### PROBLEM TO WORK ON
Reproduce the listing below character for character; drop every image.

Data records:
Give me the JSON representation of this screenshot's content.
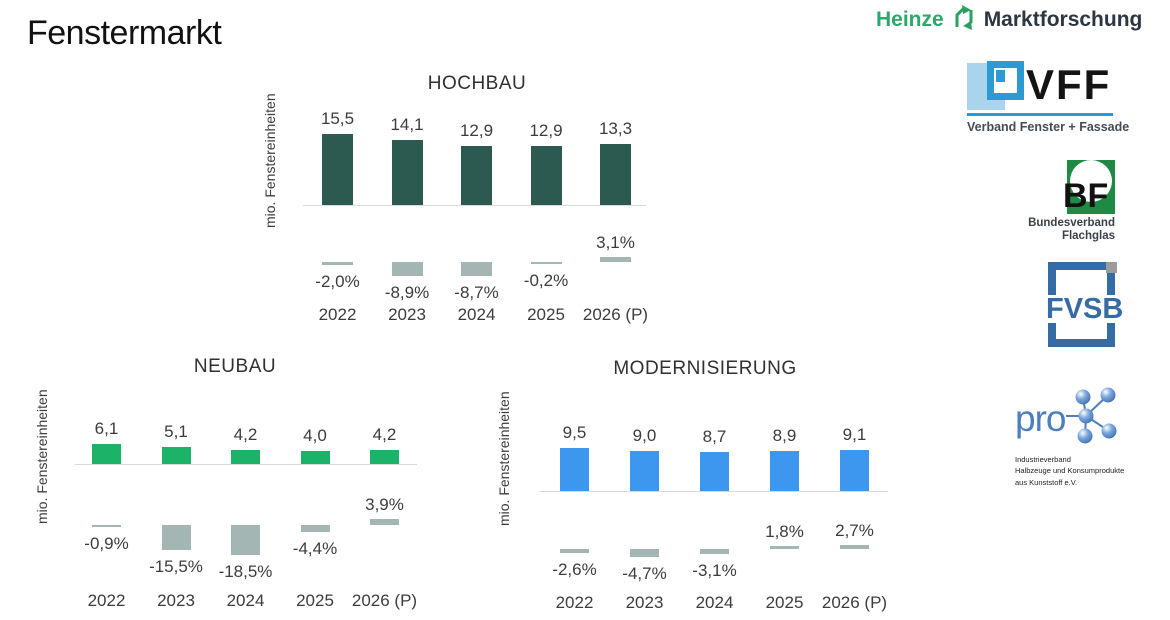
{
  "page": {
    "title": "Fenstermarkt"
  },
  "chart_data": [
    {
      "id": "hochbau",
      "type": "bar",
      "title": "HOCHBAU",
      "ylabel": "mio. Fenstereinheiten",
      "categories": [
        "2022",
        "2023",
        "2024",
        "2025",
        "2026 (P)"
      ],
      "values": [
        15.5,
        14.1,
        12.9,
        12.9,
        13.3
      ],
      "value_labels": [
        "15,5",
        "14,1",
        "12,9",
        "12,9",
        "13,3"
      ],
      "change_pct": [
        -2.0,
        -8.9,
        -8.7,
        -0.2,
        3.1
      ],
      "change_pct_labels": [
        "-2,0%",
        "-8,9%",
        "-8,7%",
        "-0,2%",
        "3,1%"
      ],
      "bar_color": "#2c5a50",
      "pct_bar_color": "#a3b6b4",
      "ylim": [
        0,
        16
      ],
      "grid": false,
      "legend": "none"
    },
    {
      "id": "neubau",
      "type": "bar",
      "title": "NEUBAU",
      "ylabel": "mio. Fenstereinheiten",
      "categories": [
        "2022",
        "2023",
        "2024",
        "2025",
        "2026 (P)"
      ],
      "values": [
        6.1,
        5.1,
        4.2,
        4.0,
        4.2
      ],
      "value_labels": [
        "6,1",
        "5,1",
        "4,2",
        "4,0",
        "4,2"
      ],
      "change_pct": [
        -0.9,
        -15.5,
        -18.5,
        -4.4,
        3.9
      ],
      "change_pct_labels": [
        "-0,9%",
        "-15,5%",
        "-18,5%",
        "-4,4%",
        "3,9%"
      ],
      "bar_color": "#1cb268",
      "pct_bar_color": "#a3b6b4",
      "ylim": [
        0,
        7
      ],
      "grid": false,
      "legend": "none"
    },
    {
      "id": "modernisierung",
      "type": "bar",
      "title": "MODERNISIERUNG",
      "ylabel": "mio. Fenstereinheiten",
      "categories": [
        "2022",
        "2023",
        "2024",
        "2025",
        "2026 (P)"
      ],
      "values": [
        9.5,
        9.0,
        8.7,
        8.9,
        9.1
      ],
      "value_labels": [
        "9,5",
        "9,0",
        "8,7",
        "8,9",
        "9,1"
      ],
      "change_pct": [
        -2.6,
        -4.7,
        -3.1,
        1.8,
        2.7
      ],
      "change_pct_labels": [
        "-2,6%",
        "-4,7%",
        "-3,1%",
        "1,8%",
        "2,7%"
      ],
      "bar_color": "#3d97ee",
      "pct_bar_color": "#a3b6b4",
      "ylim": [
        0,
        10
      ],
      "grid": false,
      "legend": "none"
    }
  ],
  "logos": {
    "heinze": {
      "name": "Heinze",
      "suffix": "Marktforschung",
      "green": "#2ea86a",
      "dark": "#2c3642"
    },
    "vff": {
      "abbr": "VFF",
      "subtitle": "Verband Fenster + Fassade",
      "blue": "#2d9ad3",
      "light_blue": "#a9d4eb"
    },
    "bf": {
      "abbr": "BF",
      "line1": "Bundesverband",
      "line2": "Flachglas",
      "green": "#1f8a44"
    },
    "fvsb": {
      "abbr": "FVSB",
      "blue": "#356ca5"
    },
    "prok": {
      "name": "pro",
      "line1": "Industrieverband",
      "line2": "Halbzeuge und Konsumprodukte",
      "line3": "aus Kunststoff e.V.",
      "blue": "#4d7fbe"
    }
  }
}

### EXPECTED ANSWER
Give me the JSON representation of this screenshot's content.
{
  "page": {
    "title": "Fenstermarkt"
  },
  "chart_data": [
    {
      "id": "hochbau",
      "type": "bar",
      "title": "HOCHBAU",
      "ylabel": "mio. Fenstereinheiten",
      "categories": [
        "2022",
        "2023",
        "2024",
        "2025",
        "2026 (P)"
      ],
      "values": [
        15.5,
        14.1,
        12.9,
        12.9,
        13.3
      ],
      "value_labels": [
        "15,5",
        "14,1",
        "12,9",
        "12,9",
        "13,3"
      ],
      "change_pct": [
        -2.0,
        -8.9,
        -8.7,
        -0.2,
        3.1
      ],
      "change_pct_labels": [
        "-2,0%",
        "-8,9%",
        "-8,7%",
        "-0,2%",
        "3,1%"
      ],
      "bar_color": "#2c5a50",
      "pct_bar_color": "#a3b6b4",
      "ylim": [
        0,
        16
      ],
      "grid": false,
      "legend": "none"
    },
    {
      "id": "neubau",
      "type": "bar",
      "title": "NEUBAU",
      "ylabel": "mio. Fenstereinheiten",
      "categories": [
        "2022",
        "2023",
        "2024",
        "2025",
        "2026 (P)"
      ],
      "values": [
        6.1,
        5.1,
        4.2,
        4.0,
        4.2
      ],
      "value_labels": [
        "6,1",
        "5,1",
        "4,2",
        "4,0",
        "4,2"
      ],
      "change_pct": [
        -0.9,
        -15.5,
        -18.5,
        -4.4,
        3.9
      ],
      "change_pct_labels": [
        "-0,9%",
        "-15,5%",
        "-18,5%",
        "-4,4%",
        "3,9%"
      ],
      "bar_color": "#1cb268",
      "pct_bar_color": "#a3b6b4",
      "ylim": [
        0,
        7
      ],
      "grid": false,
      "legend": "none"
    },
    {
      "id": "modernisierung",
      "type": "bar",
      "title": "MODERNISIERUNG",
      "ylabel": "mio. Fenstereinheiten",
      "categories": [
        "2022",
        "2023",
        "2024",
        "2025",
        "2026 (P)"
      ],
      "values": [
        9.5,
        9.0,
        8.7,
        8.9,
        9.1
      ],
      "value_labels": [
        "9,5",
        "9,0",
        "8,7",
        "8,9",
        "9,1"
      ],
      "change_pct": [
        -2.6,
        -4.7,
        -3.1,
        1.8,
        2.7
      ],
      "change_pct_labels": [
        "-2,6%",
        "-4,7%",
        "-3,1%",
        "1,8%",
        "2,7%"
      ],
      "bar_color": "#3d97ee",
      "pct_bar_color": "#a3b6b4",
      "ylim": [
        0,
        10
      ],
      "grid": false,
      "legend": "none"
    }
  ],
  "logos": {
    "heinze": {
      "name": "Heinze",
      "suffix": "Marktforschung",
      "green": "#2ea86a",
      "dark": "#2c3642"
    },
    "vff": {
      "abbr": "VFF",
      "subtitle": "Verband Fenster + Fassade",
      "blue": "#2d9ad3",
      "light_blue": "#a9d4eb"
    },
    "bf": {
      "abbr": "BF",
      "line1": "Bundesverband",
      "line2": "Flachglas",
      "green": "#1f8a44"
    },
    "fvsb": {
      "abbr": "FVSB",
      "blue": "#356ca5"
    },
    "prok": {
      "name": "pro",
      "line1": "Industrieverband",
      "line2": "Halbzeuge und Konsumprodukte",
      "line3": "aus Kunststoff e.V.",
      "blue": "#4d7fbe"
    }
  }
}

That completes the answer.